TASK DIRECTIONS ▸ All of the lines below are to be transcribed faithfully, with pictures excluded from the copy.

RAW DATA ▸
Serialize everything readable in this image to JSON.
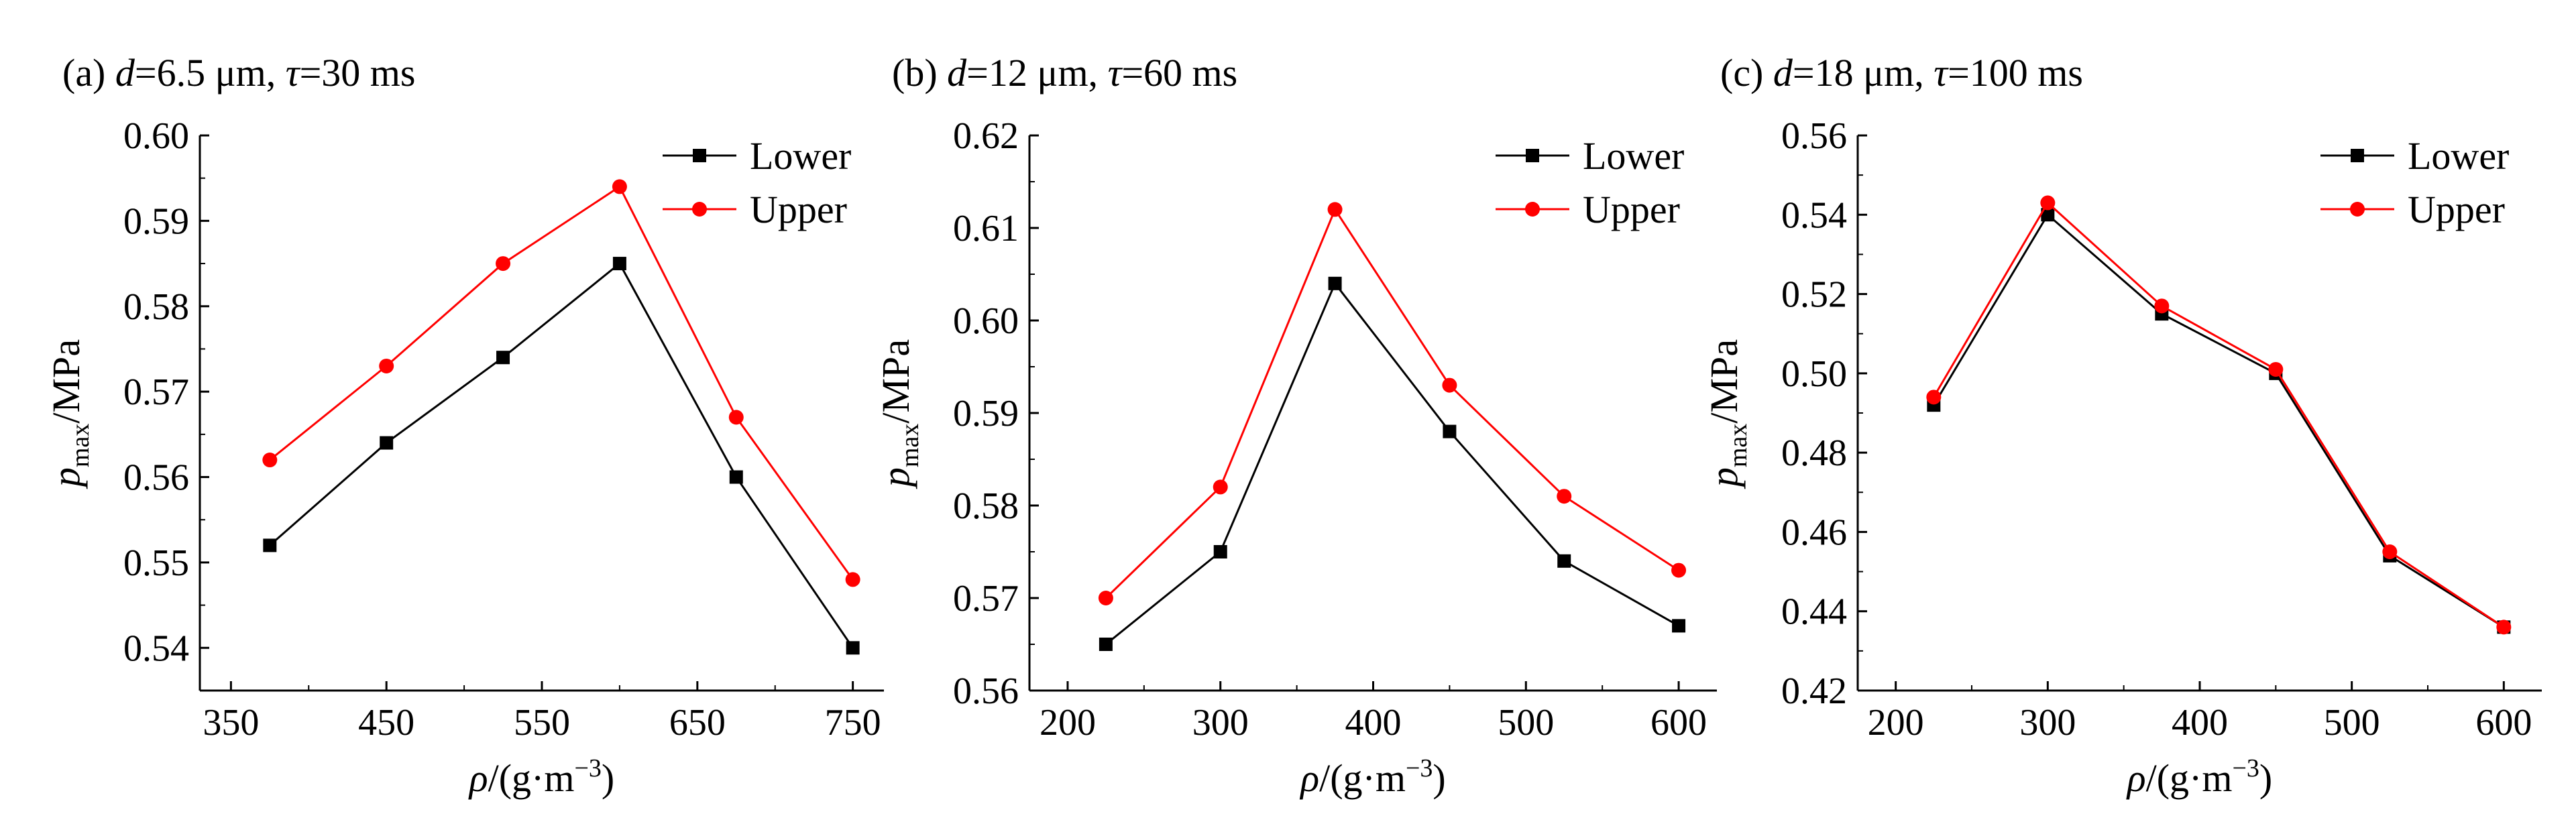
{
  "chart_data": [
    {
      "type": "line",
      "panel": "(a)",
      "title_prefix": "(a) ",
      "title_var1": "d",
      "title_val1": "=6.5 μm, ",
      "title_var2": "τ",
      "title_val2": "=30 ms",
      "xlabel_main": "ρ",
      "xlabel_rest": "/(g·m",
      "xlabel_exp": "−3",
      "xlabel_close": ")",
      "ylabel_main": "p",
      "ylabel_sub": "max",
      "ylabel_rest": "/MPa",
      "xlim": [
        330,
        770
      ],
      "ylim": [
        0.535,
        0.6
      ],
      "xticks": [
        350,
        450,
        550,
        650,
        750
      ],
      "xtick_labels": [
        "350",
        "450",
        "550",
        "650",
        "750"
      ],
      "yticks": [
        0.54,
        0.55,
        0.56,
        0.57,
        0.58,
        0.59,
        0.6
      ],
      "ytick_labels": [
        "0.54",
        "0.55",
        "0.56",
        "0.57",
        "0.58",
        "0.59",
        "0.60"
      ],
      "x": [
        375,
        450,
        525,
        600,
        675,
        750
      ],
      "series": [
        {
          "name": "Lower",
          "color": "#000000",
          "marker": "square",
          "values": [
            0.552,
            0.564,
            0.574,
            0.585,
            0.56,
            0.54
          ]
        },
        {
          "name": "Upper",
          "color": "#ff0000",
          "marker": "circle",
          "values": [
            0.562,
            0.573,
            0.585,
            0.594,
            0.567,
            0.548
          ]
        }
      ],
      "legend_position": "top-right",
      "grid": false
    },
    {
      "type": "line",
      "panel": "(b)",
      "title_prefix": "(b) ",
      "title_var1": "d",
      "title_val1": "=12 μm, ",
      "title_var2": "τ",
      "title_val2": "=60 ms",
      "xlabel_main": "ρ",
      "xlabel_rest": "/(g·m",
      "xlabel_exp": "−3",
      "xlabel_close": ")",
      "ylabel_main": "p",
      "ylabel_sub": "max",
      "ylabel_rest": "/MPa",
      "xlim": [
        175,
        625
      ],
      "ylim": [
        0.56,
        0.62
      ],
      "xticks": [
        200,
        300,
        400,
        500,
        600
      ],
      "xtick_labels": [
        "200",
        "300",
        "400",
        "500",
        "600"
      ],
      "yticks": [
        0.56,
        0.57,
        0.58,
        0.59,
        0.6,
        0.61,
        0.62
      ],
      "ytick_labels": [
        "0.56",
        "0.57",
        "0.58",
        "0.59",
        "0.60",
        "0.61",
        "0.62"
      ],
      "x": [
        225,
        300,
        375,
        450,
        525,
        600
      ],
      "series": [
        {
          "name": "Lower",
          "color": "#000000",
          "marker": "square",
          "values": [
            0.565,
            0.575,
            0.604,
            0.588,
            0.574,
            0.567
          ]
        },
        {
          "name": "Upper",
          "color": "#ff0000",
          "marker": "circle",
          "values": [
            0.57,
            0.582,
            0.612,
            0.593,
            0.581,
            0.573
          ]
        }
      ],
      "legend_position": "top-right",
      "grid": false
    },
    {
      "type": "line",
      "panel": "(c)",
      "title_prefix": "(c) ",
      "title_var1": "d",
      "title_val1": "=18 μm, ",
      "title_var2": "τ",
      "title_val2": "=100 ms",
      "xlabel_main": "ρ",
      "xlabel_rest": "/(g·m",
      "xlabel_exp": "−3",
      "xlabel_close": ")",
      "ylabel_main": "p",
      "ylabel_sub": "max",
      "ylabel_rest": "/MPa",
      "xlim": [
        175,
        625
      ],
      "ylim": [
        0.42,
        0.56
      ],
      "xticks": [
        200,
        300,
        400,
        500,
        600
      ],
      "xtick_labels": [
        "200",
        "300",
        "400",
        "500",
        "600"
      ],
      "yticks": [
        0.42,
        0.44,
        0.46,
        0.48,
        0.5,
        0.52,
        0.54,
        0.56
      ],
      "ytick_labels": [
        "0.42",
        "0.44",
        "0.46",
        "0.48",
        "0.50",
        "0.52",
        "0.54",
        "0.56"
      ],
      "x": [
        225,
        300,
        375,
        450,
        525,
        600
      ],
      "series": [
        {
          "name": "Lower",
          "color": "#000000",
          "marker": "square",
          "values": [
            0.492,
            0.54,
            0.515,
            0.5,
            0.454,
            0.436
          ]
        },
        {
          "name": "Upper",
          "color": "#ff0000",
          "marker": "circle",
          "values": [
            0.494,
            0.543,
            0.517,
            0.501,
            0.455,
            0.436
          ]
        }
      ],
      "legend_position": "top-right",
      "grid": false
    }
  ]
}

THE REPLY ▸
Serialize everything readable in this image to JSON.
{
  "chart_data": [
    {
      "type": "line",
      "panel": "(a)",
      "title_prefix": "(a) ",
      "title_var1": "d",
      "title_val1": "=6.5 μm, ",
      "title_var2": "τ",
      "title_val2": "=30 ms",
      "xlabel_main": "ρ",
      "xlabel_rest": "/(g·m",
      "xlabel_exp": "−3",
      "xlabel_close": ")",
      "ylabel_main": "p",
      "ylabel_sub": "max",
      "ylabel_rest": "/MPa",
      "xlim": [
        330,
        770
      ],
      "ylim": [
        0.535,
        0.6
      ],
      "xticks": [
        350,
        450,
        550,
        650,
        750
      ],
      "xtick_labels": [
        "350",
        "450",
        "550",
        "650",
        "750"
      ],
      "yticks": [
        0.54,
        0.55,
        0.56,
        0.57,
        0.58,
        0.59,
        0.6
      ],
      "ytick_labels": [
        "0.54",
        "0.55",
        "0.56",
        "0.57",
        "0.58",
        "0.59",
        "0.60"
      ],
      "x": [
        375,
        450,
        525,
        600,
        675,
        750
      ],
      "series": [
        {
          "name": "Lower",
          "color": "#000000",
          "marker": "square",
          "values": [
            0.552,
            0.564,
            0.574,
            0.585,
            0.56,
            0.54
          ]
        },
        {
          "name": "Upper",
          "color": "#ff0000",
          "marker": "circle",
          "values": [
            0.562,
            0.573,
            0.585,
            0.594,
            0.567,
            0.548
          ]
        }
      ],
      "legend_position": "top-right",
      "grid": false
    },
    {
      "type": "line",
      "panel": "(b)",
      "title_prefix": "(b) ",
      "title_var1": "d",
      "title_val1": "=12 μm, ",
      "title_var2": "τ",
      "title_val2": "=60 ms",
      "xlabel_main": "ρ",
      "xlabel_rest": "/(g·m",
      "xlabel_exp": "−3",
      "xlabel_close": ")",
      "ylabel_main": "p",
      "ylabel_sub": "max",
      "ylabel_rest": "/MPa",
      "xlim": [
        175,
        625
      ],
      "ylim": [
        0.56,
        0.62
      ],
      "xticks": [
        200,
        300,
        400,
        500,
        600
      ],
      "xtick_labels": [
        "200",
        "300",
        "400",
        "500",
        "600"
      ],
      "yticks": [
        0.56,
        0.57,
        0.58,
        0.59,
        0.6,
        0.61,
        0.62
      ],
      "ytick_labels": [
        "0.56",
        "0.57",
        "0.58",
        "0.59",
        "0.60",
        "0.61",
        "0.62"
      ],
      "x": [
        225,
        300,
        375,
        450,
        525,
        600
      ],
      "series": [
        {
          "name": "Lower",
          "color": "#000000",
          "marker": "square",
          "values": [
            0.565,
            0.575,
            0.604,
            0.588,
            0.574,
            0.567
          ]
        },
        {
          "name": "Upper",
          "color": "#ff0000",
          "marker": "circle",
          "values": [
            0.57,
            0.582,
            0.612,
            0.593,
            0.581,
            0.573
          ]
        }
      ],
      "legend_position": "top-right",
      "grid": false
    },
    {
      "type": "line",
      "panel": "(c)",
      "title_prefix": "(c) ",
      "title_var1": "d",
      "title_val1": "=18 μm, ",
      "title_var2": "τ",
      "title_val2": "=100 ms",
      "xlabel_main": "ρ",
      "xlabel_rest": "/(g·m",
      "xlabel_exp": "−3",
      "xlabel_close": ")",
      "ylabel_main": "p",
      "ylabel_sub": "max",
      "ylabel_rest": "/MPa",
      "xlim": [
        175,
        625
      ],
      "ylim": [
        0.42,
        0.56
      ],
      "xticks": [
        200,
        300,
        400,
        500,
        600
      ],
      "xtick_labels": [
        "200",
        "300",
        "400",
        "500",
        "600"
      ],
      "yticks": [
        0.42,
        0.44,
        0.46,
        0.48,
        0.5,
        0.52,
        0.54,
        0.56
      ],
      "ytick_labels": [
        "0.42",
        "0.44",
        "0.46",
        "0.48",
        "0.50",
        "0.52",
        "0.54",
        "0.56"
      ],
      "x": [
        225,
        300,
        375,
        450,
        525,
        600
      ],
      "series": [
        {
          "name": "Lower",
          "color": "#000000",
          "marker": "square",
          "values": [
            0.492,
            0.54,
            0.515,
            0.5,
            0.454,
            0.436
          ]
        },
        {
          "name": "Upper",
          "color": "#ff0000",
          "marker": "circle",
          "values": [
            0.494,
            0.543,
            0.517,
            0.501,
            0.455,
            0.436
          ]
        }
      ],
      "legend_position": "top-right",
      "grid": false
    }
  ]
}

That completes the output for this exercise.